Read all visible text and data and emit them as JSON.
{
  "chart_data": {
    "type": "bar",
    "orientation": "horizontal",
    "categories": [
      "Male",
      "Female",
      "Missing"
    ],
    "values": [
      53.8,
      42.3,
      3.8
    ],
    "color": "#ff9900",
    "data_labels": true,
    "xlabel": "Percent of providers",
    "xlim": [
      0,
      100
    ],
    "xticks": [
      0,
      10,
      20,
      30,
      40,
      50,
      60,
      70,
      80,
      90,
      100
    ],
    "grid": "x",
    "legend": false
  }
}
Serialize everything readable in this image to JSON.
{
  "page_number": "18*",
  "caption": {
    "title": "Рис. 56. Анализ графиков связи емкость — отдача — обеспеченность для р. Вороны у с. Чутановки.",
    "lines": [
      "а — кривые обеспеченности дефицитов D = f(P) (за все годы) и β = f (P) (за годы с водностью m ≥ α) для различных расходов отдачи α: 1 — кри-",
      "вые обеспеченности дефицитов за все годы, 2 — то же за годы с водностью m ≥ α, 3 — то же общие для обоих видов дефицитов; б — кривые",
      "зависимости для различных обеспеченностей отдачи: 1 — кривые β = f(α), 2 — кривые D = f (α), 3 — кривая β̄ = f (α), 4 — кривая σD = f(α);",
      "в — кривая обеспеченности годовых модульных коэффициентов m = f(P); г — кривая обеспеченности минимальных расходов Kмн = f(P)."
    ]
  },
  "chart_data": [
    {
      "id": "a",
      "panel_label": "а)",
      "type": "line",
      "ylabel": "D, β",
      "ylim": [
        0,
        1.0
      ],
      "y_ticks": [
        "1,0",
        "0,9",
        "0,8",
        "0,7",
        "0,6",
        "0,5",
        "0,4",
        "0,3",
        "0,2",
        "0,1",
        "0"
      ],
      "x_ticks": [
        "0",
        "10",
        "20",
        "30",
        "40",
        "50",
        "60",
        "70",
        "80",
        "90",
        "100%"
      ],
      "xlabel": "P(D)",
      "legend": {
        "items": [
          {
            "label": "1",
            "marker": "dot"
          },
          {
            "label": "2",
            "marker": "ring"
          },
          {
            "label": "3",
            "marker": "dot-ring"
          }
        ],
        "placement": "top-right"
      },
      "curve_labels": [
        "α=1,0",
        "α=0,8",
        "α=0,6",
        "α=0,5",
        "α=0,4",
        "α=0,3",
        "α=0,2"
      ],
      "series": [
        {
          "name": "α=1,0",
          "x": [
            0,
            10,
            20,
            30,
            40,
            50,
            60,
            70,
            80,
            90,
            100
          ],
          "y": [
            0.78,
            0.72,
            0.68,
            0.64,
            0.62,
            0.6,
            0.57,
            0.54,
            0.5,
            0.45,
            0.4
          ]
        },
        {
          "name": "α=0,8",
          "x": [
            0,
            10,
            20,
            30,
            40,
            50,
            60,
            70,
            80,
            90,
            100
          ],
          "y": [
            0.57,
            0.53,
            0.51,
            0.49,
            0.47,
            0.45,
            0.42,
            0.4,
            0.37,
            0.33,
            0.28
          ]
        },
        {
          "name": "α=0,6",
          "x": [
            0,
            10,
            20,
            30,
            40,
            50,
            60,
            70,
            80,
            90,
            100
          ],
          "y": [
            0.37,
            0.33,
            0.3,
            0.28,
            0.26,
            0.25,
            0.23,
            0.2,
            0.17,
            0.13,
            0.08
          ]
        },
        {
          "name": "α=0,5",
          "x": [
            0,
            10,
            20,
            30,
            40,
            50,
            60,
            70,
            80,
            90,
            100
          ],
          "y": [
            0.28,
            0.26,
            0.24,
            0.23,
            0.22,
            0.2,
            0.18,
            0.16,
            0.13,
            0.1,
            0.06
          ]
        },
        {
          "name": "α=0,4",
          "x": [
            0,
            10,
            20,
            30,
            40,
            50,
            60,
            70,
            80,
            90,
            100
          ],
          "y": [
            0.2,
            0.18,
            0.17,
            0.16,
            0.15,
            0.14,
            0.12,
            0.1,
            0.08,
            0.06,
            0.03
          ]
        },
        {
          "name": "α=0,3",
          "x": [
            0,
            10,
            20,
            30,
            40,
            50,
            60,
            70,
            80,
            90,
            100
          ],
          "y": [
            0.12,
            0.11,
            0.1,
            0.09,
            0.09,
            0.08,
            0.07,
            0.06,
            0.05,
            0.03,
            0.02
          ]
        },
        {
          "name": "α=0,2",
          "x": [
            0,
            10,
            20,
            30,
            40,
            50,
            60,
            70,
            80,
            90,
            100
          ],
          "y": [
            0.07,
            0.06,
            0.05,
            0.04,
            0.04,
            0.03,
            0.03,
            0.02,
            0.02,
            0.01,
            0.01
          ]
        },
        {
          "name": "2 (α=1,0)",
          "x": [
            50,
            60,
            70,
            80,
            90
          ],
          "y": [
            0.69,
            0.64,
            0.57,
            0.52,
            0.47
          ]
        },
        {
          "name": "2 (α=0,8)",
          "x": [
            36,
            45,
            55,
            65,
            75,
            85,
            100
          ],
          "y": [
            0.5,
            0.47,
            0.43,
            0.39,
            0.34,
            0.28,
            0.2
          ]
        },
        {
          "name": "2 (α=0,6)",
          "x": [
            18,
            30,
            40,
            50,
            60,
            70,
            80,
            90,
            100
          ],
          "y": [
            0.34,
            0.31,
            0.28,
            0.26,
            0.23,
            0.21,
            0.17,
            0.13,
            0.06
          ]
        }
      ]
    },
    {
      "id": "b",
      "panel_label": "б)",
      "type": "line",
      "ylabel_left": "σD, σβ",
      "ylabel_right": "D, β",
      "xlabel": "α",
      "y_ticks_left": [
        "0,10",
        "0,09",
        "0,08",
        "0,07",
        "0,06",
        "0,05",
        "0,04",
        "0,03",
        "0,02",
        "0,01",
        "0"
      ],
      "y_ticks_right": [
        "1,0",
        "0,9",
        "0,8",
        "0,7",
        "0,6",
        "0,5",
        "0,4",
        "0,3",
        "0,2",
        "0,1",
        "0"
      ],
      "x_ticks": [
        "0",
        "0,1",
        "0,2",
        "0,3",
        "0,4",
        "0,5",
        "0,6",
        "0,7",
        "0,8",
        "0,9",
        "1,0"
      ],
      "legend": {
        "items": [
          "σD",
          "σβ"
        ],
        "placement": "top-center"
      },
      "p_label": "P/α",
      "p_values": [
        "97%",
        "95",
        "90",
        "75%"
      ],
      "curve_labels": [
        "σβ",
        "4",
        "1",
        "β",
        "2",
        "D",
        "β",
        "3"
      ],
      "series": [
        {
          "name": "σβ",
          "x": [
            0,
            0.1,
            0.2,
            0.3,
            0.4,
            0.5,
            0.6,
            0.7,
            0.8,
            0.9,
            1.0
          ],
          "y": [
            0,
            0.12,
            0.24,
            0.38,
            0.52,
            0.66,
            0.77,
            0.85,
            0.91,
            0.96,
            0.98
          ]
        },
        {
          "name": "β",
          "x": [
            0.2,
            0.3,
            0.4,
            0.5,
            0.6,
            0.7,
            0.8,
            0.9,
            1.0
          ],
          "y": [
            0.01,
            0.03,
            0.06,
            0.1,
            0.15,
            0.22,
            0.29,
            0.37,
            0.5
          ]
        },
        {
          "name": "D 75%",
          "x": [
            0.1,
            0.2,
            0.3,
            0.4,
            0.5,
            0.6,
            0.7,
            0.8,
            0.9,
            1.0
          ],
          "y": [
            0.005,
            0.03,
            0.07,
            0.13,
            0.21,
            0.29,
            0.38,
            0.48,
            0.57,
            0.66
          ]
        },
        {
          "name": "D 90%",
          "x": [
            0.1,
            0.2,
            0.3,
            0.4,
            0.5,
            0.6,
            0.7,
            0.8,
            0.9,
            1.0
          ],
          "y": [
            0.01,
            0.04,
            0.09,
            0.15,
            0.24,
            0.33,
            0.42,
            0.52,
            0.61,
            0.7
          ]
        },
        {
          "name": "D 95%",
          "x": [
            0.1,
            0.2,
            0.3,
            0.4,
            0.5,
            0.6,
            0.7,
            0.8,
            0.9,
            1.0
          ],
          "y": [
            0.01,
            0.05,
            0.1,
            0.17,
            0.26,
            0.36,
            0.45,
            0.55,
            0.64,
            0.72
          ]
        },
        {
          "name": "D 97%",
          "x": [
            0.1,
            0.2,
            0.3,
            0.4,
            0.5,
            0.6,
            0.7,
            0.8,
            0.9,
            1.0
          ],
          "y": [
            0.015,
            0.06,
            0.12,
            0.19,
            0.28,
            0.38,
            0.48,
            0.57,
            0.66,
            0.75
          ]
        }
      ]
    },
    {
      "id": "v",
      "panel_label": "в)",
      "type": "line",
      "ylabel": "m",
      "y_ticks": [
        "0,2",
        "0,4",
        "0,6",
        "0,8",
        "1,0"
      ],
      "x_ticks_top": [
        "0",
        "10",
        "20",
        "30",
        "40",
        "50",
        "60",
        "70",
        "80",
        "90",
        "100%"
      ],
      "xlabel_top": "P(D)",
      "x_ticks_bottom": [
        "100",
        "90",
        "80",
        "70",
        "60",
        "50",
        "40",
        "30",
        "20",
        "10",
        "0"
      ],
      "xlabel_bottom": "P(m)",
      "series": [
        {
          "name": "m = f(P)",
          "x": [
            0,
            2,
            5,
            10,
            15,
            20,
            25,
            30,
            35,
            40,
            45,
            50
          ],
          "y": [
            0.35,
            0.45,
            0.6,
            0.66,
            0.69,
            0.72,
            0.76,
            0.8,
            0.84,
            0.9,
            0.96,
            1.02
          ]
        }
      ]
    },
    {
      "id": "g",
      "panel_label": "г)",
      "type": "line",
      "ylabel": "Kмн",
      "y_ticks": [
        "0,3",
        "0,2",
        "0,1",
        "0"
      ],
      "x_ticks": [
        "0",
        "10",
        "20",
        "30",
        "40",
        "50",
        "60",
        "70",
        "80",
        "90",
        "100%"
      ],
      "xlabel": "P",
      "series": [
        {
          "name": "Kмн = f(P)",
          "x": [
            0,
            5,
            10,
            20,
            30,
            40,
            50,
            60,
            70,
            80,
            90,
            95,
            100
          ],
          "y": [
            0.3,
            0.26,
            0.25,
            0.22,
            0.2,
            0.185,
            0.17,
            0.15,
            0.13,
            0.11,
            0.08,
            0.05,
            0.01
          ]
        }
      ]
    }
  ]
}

※ ※ ※

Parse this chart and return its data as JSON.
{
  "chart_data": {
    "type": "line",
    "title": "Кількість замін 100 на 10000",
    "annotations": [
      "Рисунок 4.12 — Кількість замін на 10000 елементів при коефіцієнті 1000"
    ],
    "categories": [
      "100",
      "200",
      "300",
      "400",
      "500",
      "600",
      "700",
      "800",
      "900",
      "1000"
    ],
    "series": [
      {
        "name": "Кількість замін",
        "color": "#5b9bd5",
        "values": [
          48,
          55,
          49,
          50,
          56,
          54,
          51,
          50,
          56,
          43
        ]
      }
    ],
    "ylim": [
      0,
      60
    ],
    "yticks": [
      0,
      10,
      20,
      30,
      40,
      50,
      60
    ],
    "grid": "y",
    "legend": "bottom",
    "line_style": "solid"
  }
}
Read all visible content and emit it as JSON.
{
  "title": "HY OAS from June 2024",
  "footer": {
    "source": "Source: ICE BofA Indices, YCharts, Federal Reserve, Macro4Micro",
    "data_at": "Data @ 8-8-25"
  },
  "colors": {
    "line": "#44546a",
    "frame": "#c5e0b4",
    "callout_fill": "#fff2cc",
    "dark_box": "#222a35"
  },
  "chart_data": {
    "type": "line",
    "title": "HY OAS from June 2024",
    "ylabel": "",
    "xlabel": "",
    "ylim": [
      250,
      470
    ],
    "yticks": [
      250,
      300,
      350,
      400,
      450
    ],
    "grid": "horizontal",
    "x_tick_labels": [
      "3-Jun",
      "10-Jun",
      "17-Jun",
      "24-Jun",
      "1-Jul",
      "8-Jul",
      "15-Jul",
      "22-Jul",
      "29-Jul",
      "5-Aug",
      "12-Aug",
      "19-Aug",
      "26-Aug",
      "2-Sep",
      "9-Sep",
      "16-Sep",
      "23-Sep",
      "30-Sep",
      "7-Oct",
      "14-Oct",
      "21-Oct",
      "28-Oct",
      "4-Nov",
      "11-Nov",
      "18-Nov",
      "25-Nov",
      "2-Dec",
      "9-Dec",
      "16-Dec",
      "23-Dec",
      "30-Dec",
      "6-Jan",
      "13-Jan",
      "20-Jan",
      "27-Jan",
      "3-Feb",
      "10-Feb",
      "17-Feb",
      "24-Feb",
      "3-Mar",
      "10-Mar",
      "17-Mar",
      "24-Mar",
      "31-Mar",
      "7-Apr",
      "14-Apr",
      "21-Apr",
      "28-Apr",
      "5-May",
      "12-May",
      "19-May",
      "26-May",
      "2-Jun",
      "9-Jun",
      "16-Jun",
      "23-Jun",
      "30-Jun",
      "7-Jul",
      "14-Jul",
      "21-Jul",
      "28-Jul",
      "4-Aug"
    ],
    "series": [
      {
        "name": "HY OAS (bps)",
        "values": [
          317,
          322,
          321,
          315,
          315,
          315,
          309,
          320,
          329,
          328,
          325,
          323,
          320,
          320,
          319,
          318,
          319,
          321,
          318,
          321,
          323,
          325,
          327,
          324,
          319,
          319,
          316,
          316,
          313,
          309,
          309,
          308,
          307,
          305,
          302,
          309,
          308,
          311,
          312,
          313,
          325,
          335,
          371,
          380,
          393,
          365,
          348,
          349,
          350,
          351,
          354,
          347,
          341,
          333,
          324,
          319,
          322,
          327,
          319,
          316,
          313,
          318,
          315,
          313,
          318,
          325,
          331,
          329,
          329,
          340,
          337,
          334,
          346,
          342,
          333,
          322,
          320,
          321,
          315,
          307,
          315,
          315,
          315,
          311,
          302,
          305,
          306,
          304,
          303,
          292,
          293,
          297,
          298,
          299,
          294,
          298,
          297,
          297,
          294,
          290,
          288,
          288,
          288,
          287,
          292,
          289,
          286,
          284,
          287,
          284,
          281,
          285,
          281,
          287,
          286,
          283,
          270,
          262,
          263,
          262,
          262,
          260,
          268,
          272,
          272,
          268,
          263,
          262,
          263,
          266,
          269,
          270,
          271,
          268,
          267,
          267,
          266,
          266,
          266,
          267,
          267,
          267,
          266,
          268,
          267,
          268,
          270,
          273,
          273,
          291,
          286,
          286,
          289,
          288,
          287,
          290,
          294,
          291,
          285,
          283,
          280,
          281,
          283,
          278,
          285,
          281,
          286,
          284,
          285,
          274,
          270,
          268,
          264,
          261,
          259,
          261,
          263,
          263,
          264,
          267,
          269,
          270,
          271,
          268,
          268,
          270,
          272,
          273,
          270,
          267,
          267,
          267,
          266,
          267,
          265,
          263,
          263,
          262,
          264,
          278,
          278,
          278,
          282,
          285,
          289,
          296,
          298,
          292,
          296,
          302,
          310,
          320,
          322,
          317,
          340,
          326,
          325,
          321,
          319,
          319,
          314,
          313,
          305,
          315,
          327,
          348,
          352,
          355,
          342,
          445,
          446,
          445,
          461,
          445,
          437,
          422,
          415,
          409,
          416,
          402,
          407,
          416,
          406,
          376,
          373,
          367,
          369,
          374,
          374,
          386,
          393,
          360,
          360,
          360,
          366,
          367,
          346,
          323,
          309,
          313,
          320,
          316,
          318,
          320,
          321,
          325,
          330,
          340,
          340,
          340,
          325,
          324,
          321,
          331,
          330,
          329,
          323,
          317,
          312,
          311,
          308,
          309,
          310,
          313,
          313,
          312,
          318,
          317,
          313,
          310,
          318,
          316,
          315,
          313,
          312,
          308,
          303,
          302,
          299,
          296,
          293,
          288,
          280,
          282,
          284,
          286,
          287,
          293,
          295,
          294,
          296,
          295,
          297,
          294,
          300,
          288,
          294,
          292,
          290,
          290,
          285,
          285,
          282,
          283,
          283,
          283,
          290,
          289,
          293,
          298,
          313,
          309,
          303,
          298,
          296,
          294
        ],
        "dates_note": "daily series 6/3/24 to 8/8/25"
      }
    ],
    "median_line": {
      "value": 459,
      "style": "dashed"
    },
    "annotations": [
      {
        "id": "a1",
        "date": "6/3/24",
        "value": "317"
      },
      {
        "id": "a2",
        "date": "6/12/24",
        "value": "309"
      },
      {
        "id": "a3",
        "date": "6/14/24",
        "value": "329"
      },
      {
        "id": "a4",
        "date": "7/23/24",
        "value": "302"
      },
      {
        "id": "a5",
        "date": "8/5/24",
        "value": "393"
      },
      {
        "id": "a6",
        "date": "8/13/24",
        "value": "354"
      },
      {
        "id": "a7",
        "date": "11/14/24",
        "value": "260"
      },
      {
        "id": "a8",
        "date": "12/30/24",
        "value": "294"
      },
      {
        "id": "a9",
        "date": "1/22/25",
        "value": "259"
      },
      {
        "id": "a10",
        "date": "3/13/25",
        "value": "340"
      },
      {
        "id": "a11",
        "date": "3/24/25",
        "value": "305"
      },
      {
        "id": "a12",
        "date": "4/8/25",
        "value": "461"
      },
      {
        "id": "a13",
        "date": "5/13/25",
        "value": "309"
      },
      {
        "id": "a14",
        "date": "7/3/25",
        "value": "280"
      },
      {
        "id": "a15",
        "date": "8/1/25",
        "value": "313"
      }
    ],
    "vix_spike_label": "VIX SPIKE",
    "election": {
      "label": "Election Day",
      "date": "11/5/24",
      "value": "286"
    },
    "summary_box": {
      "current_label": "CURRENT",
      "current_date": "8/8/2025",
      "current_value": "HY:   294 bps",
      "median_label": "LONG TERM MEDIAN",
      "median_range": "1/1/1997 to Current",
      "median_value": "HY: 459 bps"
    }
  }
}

※ ※ ※

→ **Task description**: Your answer should be a single number: the count of lines in the entries that contain the word "legend".

→ **Correct response**: 4